# Requirement
Search the records below for the word "loads" and show every line where it occurs.
[start Listing]
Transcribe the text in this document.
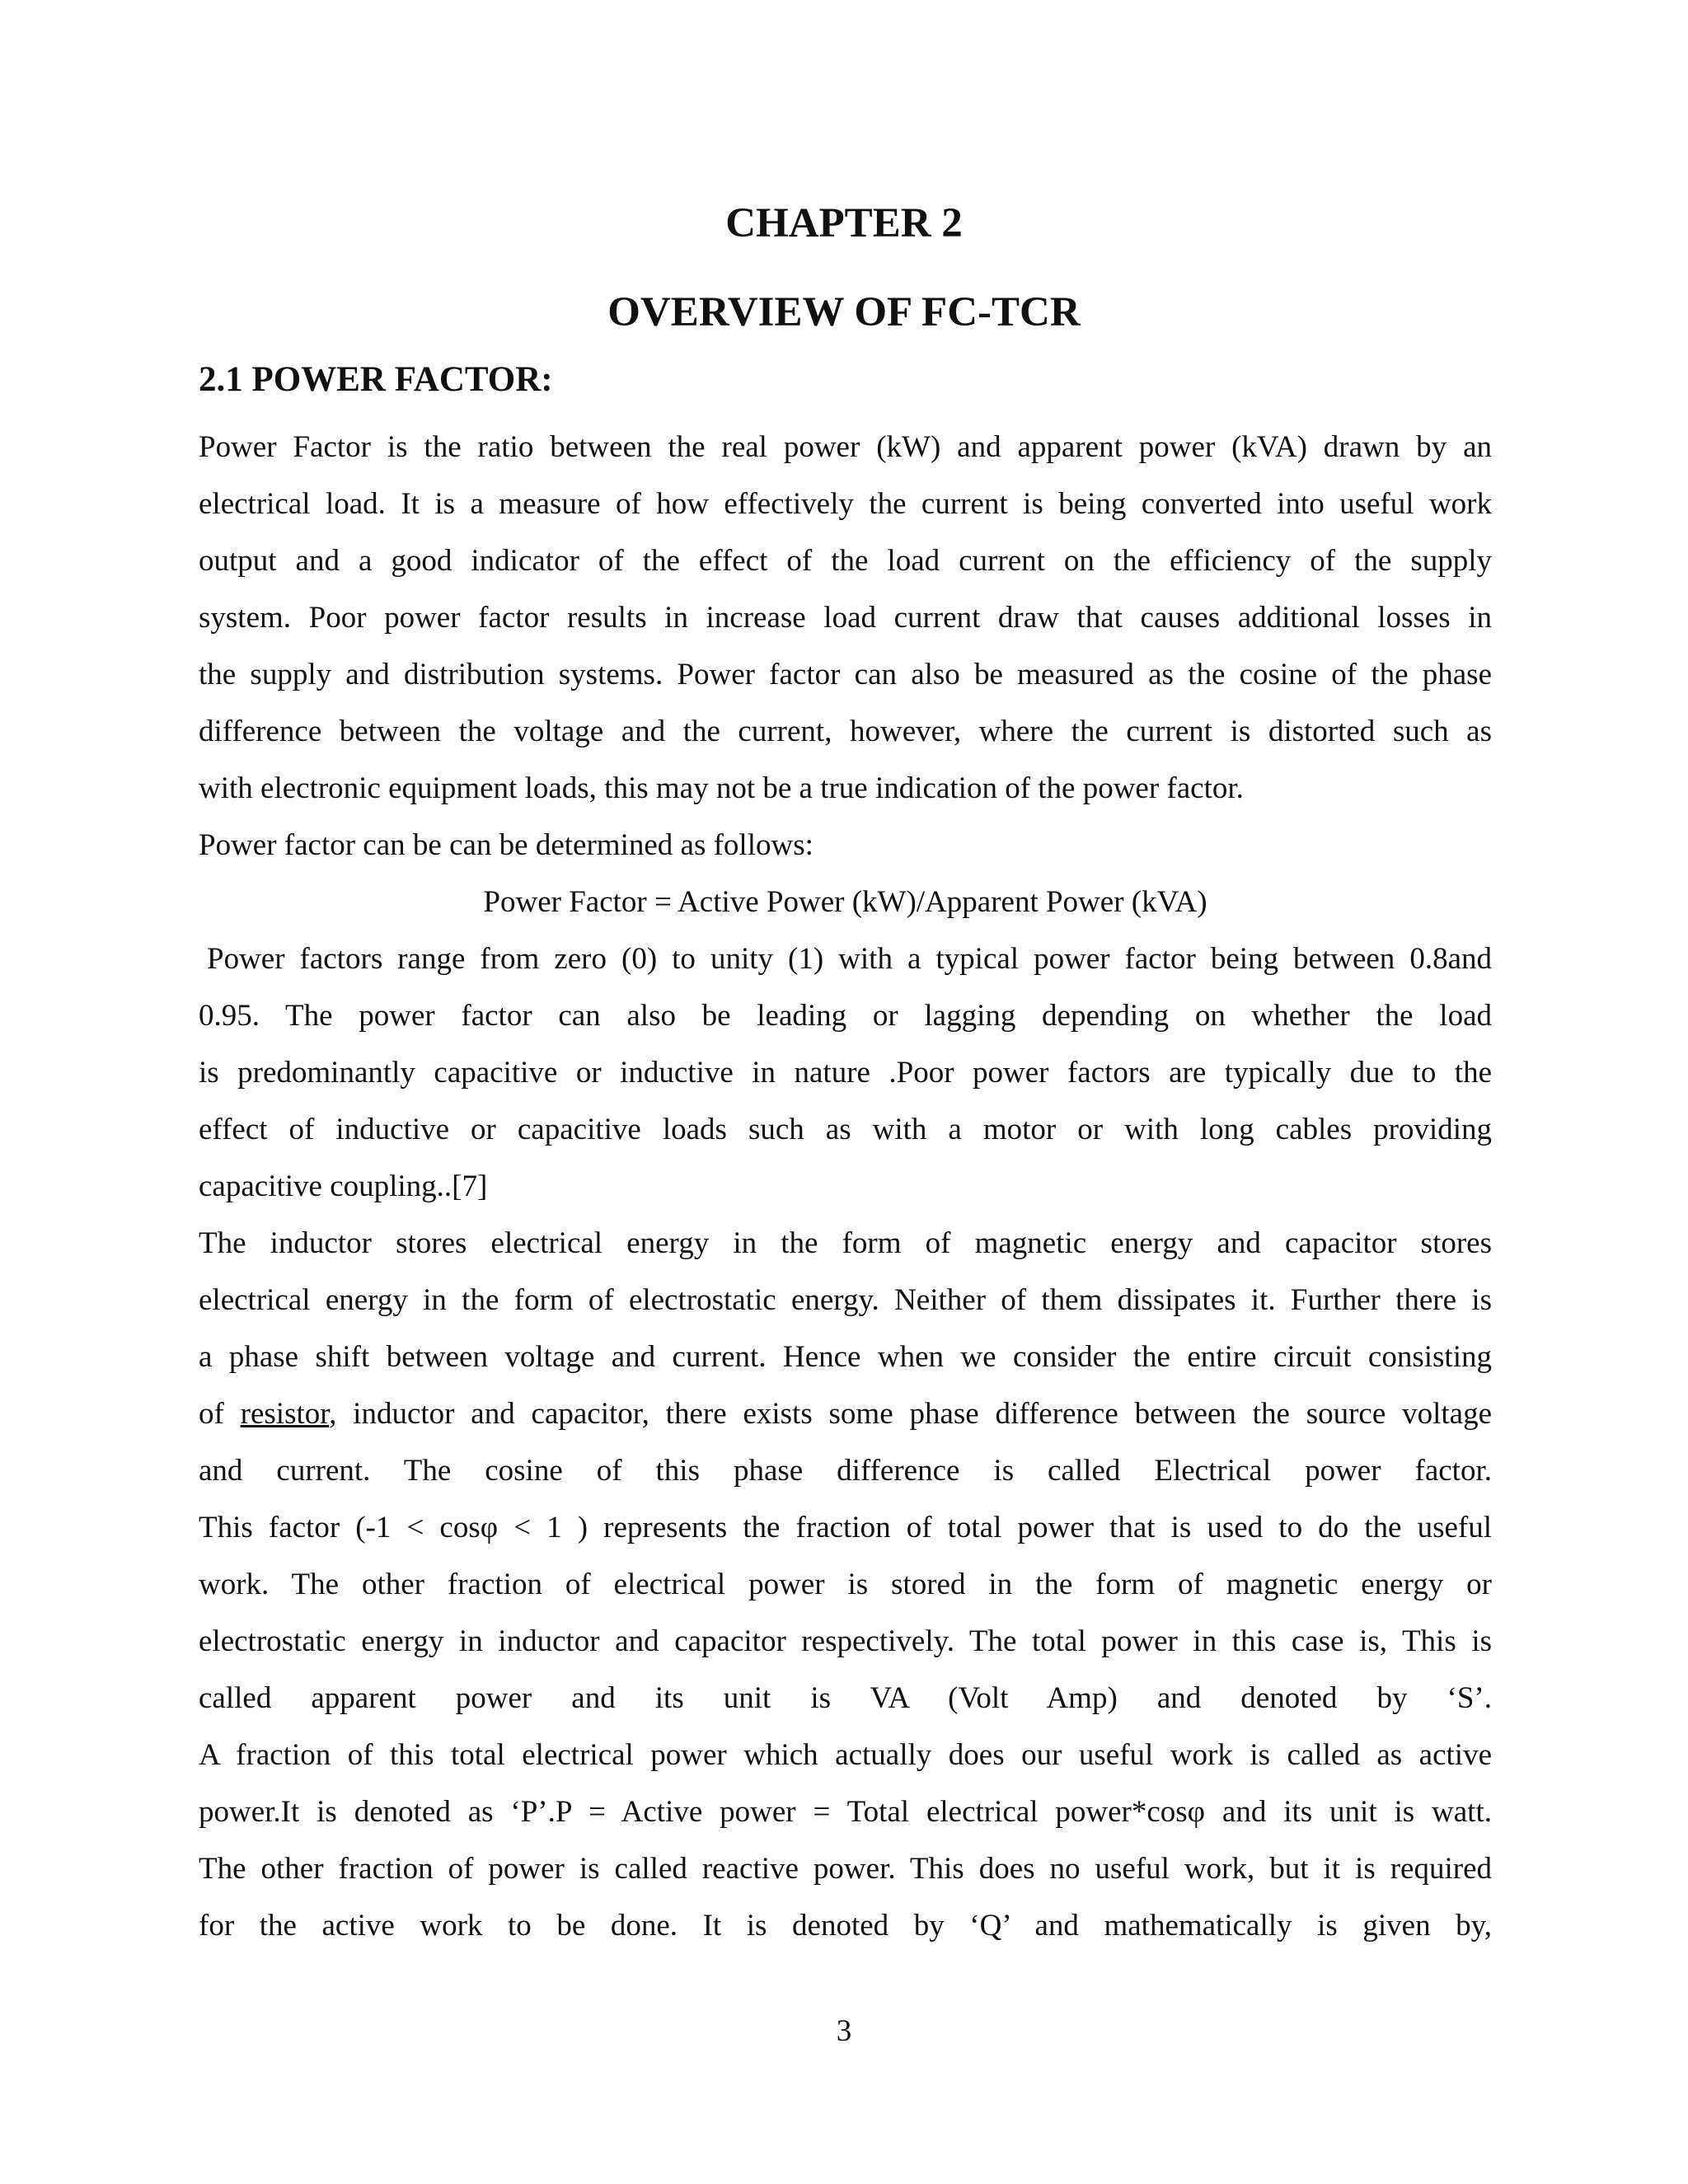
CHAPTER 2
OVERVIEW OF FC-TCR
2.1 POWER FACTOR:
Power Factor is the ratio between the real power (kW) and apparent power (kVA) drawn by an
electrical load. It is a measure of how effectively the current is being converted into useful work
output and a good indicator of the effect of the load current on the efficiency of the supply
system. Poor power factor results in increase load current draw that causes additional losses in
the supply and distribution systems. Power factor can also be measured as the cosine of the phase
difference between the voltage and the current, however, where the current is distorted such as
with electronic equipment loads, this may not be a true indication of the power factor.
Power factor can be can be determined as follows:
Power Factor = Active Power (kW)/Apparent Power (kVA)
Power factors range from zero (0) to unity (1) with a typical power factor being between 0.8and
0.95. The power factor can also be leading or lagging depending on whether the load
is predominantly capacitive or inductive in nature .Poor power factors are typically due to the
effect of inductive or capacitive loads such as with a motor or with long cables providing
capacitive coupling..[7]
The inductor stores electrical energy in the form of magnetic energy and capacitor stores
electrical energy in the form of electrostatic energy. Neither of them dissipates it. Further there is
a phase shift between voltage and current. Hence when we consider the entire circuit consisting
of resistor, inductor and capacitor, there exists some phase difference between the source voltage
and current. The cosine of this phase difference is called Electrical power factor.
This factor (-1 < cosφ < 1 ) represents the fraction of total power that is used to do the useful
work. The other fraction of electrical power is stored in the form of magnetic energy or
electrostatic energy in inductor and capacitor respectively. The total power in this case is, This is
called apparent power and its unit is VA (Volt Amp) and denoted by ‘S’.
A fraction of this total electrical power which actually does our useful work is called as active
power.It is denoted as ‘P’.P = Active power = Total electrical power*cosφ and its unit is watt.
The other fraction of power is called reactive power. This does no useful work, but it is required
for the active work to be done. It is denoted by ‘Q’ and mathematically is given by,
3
[end Listing]
[start Listing]
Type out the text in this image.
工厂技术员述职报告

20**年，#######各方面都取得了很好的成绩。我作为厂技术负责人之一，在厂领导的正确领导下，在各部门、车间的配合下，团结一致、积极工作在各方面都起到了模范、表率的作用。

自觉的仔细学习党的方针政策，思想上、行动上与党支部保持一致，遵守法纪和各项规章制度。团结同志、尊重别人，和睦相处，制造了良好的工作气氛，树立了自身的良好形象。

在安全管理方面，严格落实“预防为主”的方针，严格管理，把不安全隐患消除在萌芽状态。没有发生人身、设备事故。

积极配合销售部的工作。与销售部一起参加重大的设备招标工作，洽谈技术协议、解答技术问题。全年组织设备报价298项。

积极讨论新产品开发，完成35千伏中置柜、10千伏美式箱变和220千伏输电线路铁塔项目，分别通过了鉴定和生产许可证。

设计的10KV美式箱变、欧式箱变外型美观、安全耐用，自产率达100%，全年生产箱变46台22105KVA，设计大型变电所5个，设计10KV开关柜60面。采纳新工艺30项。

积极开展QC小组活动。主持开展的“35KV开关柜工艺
[end Listing]
[start Listing]
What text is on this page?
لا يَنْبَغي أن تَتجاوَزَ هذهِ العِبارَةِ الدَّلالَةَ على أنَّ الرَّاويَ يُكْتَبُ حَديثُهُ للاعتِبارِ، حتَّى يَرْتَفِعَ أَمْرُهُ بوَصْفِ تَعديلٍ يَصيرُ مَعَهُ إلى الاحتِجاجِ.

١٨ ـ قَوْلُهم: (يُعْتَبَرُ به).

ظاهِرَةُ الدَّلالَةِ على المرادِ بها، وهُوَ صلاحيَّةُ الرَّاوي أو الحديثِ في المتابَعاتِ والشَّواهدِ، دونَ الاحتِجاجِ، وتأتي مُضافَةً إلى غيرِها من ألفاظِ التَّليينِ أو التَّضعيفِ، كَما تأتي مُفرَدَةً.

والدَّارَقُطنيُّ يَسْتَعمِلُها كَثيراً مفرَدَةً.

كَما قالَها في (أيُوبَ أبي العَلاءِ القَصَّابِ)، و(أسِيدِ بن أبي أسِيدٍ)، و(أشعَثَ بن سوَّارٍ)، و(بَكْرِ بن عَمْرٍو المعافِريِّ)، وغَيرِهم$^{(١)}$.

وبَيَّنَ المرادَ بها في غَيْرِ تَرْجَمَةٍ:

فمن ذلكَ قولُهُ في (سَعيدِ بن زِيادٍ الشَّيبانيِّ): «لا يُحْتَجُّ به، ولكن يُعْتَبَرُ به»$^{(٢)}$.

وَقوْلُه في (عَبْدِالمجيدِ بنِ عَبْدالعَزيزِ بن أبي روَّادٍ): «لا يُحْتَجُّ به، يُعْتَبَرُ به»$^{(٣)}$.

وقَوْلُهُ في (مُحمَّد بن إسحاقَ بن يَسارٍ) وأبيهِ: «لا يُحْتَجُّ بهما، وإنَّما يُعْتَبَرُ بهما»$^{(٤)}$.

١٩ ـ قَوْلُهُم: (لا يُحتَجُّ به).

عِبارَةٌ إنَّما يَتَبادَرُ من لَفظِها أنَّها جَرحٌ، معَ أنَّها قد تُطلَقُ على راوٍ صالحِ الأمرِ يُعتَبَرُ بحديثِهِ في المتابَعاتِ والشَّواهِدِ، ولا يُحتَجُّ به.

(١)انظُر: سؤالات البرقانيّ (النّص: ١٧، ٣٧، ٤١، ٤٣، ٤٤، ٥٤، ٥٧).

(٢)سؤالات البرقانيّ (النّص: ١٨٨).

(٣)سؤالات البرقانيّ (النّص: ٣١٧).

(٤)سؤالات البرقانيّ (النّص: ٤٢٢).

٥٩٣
[end Listing]
# Answer to this problem
with electronic equipment loads, this may not be a true indication of the power factor.
effect of inductive or capacitive loads such as with a motor or with long cables providing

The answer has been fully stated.